Return only the lines starting at the line that contains "Give me a plain-text" and ending with the final line of the listing; include both endpoints.

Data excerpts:
start

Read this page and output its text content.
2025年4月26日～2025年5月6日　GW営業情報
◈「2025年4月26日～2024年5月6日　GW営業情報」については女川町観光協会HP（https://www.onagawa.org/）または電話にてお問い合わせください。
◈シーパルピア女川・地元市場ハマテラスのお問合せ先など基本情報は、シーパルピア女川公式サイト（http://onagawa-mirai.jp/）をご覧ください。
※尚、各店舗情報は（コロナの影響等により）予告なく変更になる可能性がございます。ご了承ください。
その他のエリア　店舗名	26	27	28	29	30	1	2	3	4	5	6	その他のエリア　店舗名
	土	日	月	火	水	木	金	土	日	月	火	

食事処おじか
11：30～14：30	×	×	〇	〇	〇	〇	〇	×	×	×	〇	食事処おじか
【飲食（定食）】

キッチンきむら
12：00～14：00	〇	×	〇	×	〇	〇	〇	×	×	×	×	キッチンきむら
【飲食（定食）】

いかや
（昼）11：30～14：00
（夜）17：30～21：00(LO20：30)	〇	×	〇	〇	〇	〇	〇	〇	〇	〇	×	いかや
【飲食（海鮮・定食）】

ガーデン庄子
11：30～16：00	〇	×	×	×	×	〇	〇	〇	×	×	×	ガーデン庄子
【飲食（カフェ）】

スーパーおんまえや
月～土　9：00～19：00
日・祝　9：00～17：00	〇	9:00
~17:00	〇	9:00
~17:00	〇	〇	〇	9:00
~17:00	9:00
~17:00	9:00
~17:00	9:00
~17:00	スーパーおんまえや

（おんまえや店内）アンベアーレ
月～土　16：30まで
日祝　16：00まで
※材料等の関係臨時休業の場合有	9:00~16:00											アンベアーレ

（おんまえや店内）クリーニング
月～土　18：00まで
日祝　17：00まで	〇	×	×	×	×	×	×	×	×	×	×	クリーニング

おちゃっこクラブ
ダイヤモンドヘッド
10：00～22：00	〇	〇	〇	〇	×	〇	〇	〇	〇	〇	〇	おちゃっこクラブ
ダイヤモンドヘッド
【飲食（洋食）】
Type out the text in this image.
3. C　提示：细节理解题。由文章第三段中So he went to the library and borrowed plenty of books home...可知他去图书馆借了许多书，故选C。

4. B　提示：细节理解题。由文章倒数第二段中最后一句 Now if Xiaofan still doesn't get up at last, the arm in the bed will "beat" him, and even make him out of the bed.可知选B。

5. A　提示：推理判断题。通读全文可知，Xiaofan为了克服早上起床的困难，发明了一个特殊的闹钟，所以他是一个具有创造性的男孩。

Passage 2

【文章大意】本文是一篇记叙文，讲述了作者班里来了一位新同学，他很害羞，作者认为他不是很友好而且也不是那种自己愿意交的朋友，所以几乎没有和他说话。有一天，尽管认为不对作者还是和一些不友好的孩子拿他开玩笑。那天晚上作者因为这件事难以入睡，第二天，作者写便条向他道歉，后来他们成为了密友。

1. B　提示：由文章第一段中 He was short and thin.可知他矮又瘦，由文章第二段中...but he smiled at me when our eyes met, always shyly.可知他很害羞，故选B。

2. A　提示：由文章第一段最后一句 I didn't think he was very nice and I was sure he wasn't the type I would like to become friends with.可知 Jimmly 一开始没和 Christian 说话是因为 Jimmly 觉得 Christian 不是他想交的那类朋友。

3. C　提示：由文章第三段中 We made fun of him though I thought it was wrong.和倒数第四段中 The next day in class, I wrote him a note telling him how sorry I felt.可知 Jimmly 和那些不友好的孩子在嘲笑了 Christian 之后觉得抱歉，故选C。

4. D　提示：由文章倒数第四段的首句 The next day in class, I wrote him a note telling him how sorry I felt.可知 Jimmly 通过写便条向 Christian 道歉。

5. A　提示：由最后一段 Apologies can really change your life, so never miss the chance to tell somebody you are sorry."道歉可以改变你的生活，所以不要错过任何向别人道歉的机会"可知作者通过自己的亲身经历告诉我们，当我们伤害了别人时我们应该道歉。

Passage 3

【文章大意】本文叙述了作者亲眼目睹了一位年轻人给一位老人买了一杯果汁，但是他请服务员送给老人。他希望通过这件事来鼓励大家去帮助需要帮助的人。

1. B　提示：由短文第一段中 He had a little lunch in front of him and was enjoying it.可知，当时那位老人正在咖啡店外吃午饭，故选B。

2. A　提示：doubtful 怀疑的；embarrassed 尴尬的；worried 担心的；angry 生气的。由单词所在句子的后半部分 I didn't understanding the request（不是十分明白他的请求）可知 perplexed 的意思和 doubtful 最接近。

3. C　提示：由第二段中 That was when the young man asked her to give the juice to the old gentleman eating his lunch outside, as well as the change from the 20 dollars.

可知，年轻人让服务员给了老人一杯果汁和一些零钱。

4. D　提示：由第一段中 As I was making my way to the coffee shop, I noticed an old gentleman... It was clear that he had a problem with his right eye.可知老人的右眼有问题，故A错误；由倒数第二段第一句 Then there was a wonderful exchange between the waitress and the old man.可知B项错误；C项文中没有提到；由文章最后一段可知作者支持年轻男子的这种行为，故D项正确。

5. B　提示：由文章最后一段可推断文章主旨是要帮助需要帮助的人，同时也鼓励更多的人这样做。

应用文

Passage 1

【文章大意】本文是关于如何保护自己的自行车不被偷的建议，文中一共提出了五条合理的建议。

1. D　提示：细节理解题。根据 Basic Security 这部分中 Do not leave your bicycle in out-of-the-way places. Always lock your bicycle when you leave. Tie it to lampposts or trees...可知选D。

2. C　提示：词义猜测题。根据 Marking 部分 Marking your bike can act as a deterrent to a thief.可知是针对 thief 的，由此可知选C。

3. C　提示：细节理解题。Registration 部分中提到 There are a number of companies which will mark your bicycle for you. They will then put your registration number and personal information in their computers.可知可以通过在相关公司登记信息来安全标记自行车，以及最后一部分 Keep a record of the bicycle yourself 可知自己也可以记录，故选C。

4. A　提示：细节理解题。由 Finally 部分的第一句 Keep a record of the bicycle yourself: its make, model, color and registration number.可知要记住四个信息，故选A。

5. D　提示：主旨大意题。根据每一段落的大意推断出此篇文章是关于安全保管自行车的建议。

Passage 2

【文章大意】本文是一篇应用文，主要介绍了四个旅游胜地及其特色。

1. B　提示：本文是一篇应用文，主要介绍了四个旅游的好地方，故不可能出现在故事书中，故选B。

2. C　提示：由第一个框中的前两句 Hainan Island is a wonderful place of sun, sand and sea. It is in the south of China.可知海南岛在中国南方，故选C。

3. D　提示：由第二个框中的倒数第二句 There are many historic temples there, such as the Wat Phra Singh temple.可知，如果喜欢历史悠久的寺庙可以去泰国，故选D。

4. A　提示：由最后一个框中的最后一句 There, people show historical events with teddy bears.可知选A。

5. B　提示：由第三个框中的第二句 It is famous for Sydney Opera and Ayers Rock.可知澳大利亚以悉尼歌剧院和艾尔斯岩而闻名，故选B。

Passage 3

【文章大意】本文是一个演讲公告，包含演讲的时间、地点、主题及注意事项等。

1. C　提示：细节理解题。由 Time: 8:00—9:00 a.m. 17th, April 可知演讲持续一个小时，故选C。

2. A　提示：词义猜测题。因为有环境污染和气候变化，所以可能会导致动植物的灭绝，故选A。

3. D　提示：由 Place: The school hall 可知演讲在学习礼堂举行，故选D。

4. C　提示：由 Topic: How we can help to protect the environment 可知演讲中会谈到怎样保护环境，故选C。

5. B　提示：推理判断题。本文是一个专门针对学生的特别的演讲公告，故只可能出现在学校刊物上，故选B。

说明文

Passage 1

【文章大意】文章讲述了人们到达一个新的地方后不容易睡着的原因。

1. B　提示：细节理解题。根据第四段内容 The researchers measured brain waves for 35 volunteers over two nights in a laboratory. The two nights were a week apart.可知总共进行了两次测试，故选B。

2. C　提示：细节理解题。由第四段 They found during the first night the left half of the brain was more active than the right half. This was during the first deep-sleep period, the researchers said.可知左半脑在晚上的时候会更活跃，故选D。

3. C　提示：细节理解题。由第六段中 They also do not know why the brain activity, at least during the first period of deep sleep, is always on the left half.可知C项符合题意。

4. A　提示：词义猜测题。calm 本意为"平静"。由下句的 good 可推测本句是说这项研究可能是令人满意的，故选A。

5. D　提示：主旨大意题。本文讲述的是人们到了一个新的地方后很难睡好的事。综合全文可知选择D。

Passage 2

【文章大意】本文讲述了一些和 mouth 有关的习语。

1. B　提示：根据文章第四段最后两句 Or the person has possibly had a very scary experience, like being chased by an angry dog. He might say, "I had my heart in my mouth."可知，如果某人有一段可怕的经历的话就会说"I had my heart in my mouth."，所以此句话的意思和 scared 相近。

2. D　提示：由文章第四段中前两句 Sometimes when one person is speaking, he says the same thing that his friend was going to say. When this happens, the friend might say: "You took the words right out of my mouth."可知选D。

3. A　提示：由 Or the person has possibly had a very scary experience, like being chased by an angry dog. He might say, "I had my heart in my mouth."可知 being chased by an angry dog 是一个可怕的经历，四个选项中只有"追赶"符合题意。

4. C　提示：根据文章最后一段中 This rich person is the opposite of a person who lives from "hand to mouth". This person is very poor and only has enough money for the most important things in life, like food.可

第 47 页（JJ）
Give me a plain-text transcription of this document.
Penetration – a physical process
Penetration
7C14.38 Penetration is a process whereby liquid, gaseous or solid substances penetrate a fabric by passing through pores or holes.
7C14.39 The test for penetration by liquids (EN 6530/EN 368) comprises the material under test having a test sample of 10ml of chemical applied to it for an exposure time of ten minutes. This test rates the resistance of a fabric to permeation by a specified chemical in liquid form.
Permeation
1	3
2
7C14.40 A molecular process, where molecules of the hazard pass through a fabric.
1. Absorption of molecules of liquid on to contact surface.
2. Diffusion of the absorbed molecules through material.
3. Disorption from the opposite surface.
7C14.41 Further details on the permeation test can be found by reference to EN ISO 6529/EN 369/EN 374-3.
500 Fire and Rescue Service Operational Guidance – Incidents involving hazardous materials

end

-- Response below --
Give me a plain-text transcription of this document.
Penetration – a physical process
Penetration
7C14.38 Penetration is a process whereby liquid, gaseous or solid substances penetrate a fabric by passing through pores or holes.
7C14.39 The test for penetration by liquids (EN 6530/EN 368) comprises the material under test having a test sample of 10ml of chemical applied to it for an exposure time of ten minutes. This test rates the resistance of a fabric to permeation by a specified chemical in liquid form.
Permeation
1	3
2
7C14.40 A molecular process, where molecules of the hazard pass through a fabric.
1. Absorption of molecules of liquid on to contact surface.
2. Diffusion of the absorbed molecules through material.
3. Disorption from the opposite surface.
7C14.41 Further details on the permeation test can be found by reference to EN ISO 6529/EN 369/EN 374-3.
500 Fire and Rescue Service Operational Guidance – Incidents involving hazardous materials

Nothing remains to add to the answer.